What this task involves | Find each line with the word "randomly" and copy it.

(Stored items)

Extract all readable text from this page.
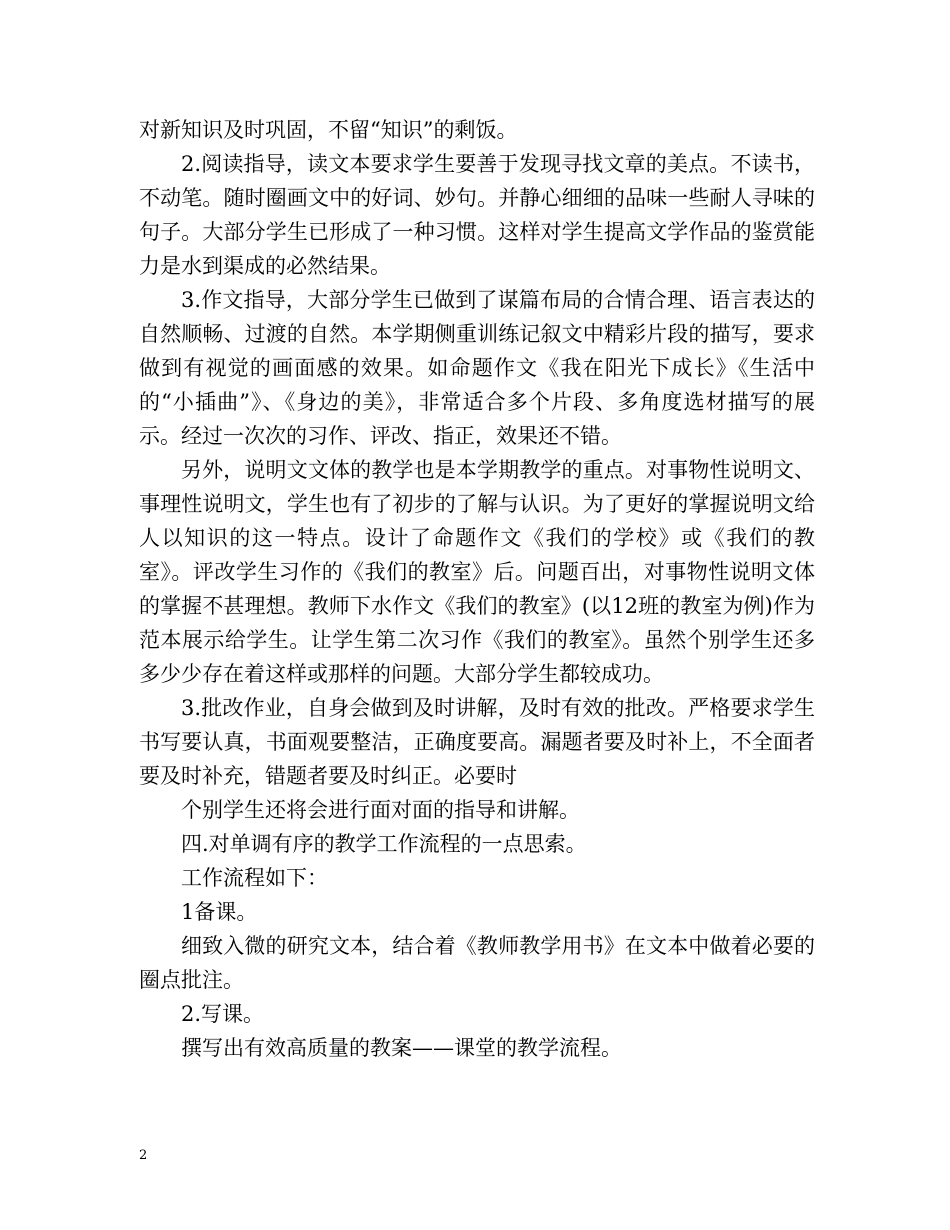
对新知识及时巩固，不留“知识”的剩饭。

2.阅读指导，读文本要求学生要善于发现寻找文章的美点。不读书，不动笔。随时圈画文中的好词、妙句。并静心细细的品味一些耐人寻味的句子。大部分学生已形成了一种习惯。这样对学生提高文学作品的鉴赏能力是水到渠成的必然结果。

3.作文指导，大部分学生已做到了谋篇布局的合情合理、语言表达的自然顺畅、过渡的自然。本学期侧重训练记叙文中精彩片段的描写，要求做到有视觉的画面感的效果。如命题作文《我在阳光下成长》《生活中的“小插曲”》、《身边的美》，非常适合多个片段、多角度选材描写的展示。经过一次次的习作、评改、指正，效果还不错。

另外，说明文文体的教学也是本学期教学的重点。对事物性说明文、事理性说明文，学生也有了初步的了解与认识。为了更好的掌握说明文给人以知识的这一特点。设计了命题作文《我们的学校》或《我们的教室》。评改学生习作的《我们的教室》后。问题百出，对事物性说明文体的掌握不甚理想。教师下水作文《我们的教室》(以12班的教室为例)作为范本展示给学生。让学生第二次习作《我们的教室》。虽然个别学生还多多少少存在着这样或那样的问题。大部分学生都较成功。

3.批改作业，自身会做到及时讲解，及时有效的批改。严格要求学生书写要认真，书面观要整洁，正确度要高。漏题者要及时补上，不全面者要及时补充，错题者要及时纠正。必要时

个别学生还将会进行面对面的指导和讲解。

四.对单调有序的教学工作流程的一点思索。

工作流程如下：

1备课。

细致入微的研究文本，结合着《教师教学用书》在文本中做着必要的圈点批注。

2.写课。

撰写出有效高质量的教案——课堂的教学流程。

2
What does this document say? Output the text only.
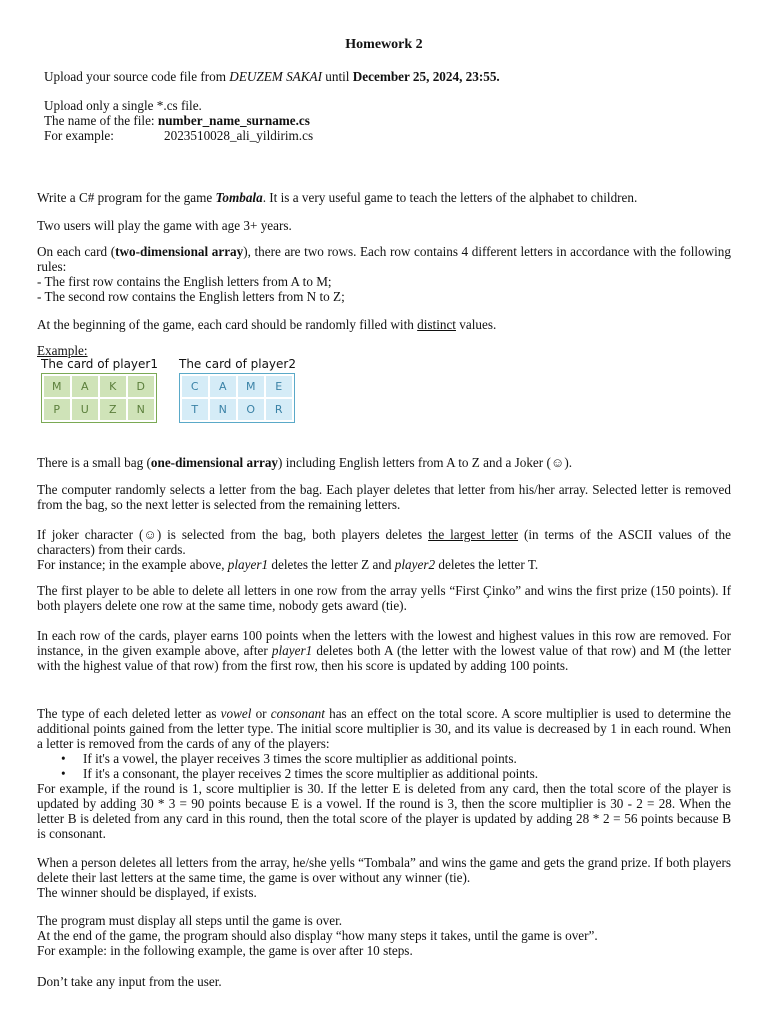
Homework 2

Upload your source code file from DEUZEM SAKAI until December 25, 2024, 23:55.

Upload only a single *.cs file.

The name of the file: number_name_surname.cs

For example:	2023510028_ali_yildirim.cs

Write a C# program for the game Tombala. It is a very useful game to teach the letters of the alphabet to children.

Two users will play the game with age 3+ years.

On each card (two-dimensional array), there are two rows. Each row contains 4 different letters in accordance with the following rules:
- The first row contains the English letters from A to M;
- The second row contains the English letters from N to Z;

At the beginning of the game, each card should be randomly filled with distinct values.

Example:

The card of player1
M	A	K	D
P	U	Z	N
The card of player2
C	A	M	E
T	N	O	R

There is a small bag (one-dimensional array) including English letters from A to Z and a Joker (☺).

The computer randomly selects a letter from the bag. Each player deletes that letter from his/her array. Selected letter is removed from the bag, so the next letter is selected from the remaining letters.

If joker character (☺) is selected from the bag, both players deletes the largest letter (in terms of the ASCII values of the characters) from their cards.
For instance; in the example above, player1 deletes the letter Z and player2 deletes the letter T.

The first player to be able to delete all letters in one row from the array yells “First Çinko” and wins the first prize (150 points). If both players delete one row at the same time, nobody gets award (tie).

In each row of the cards, player earns 100 points when the letters with the lowest and highest values in this row are removed. For instance, in the given example above, after player1 deletes both A (the letter with the lowest value of that row) and M (the letter with the highest value of that row) from the first row, then his score is updated by adding 100 points.

The type of each deleted letter as vowel or consonant has an effect on the total score. A score multiplier is used to determine the additional points gained from the letter type. The initial score multiplier is 30, and its value is decreased by 1 in each round. When a letter is removed from the cards of any of the players:
• If it's a vowel, the player receives 3 times the score multiplier as additional points.
• If it's a consonant, the player receives 2 times the score multiplier as additional points.
For example, if the round is 1, score multiplier is 30. If the letter E is deleted from any card, then the total score of the player is updated by adding 30 * 3 = 90 points because E is a vowel. If the round is 3, then the score multiplier is 30 - 2 = 28. When the letter B is deleted from any card in this round, then the total score of the player is updated by adding 28 * 2 = 56 points because B is consonant.
When a person deletes all letters from the array, he/she yells “Tombala” and wins the game and gets the grand prize. If both players delete their last letters at the same time, the game is over without any winner (tie).
The winner should be displayed, if exists.
The program must display all steps until the game is over.
At the end of the game, the program should also display “how many steps it takes, until the game is over”.
For example: in the following example, the game is over after 10 steps.

Don’t take any input from the user.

Written answer |
At the beginning of the game, each card should be randomly filled with distinct values.
The computer randomly selects a letter from the bag. Each player deletes that letter from his/her array. Selected letter is removed from the bag, so the next letter is selected from the remaining letters.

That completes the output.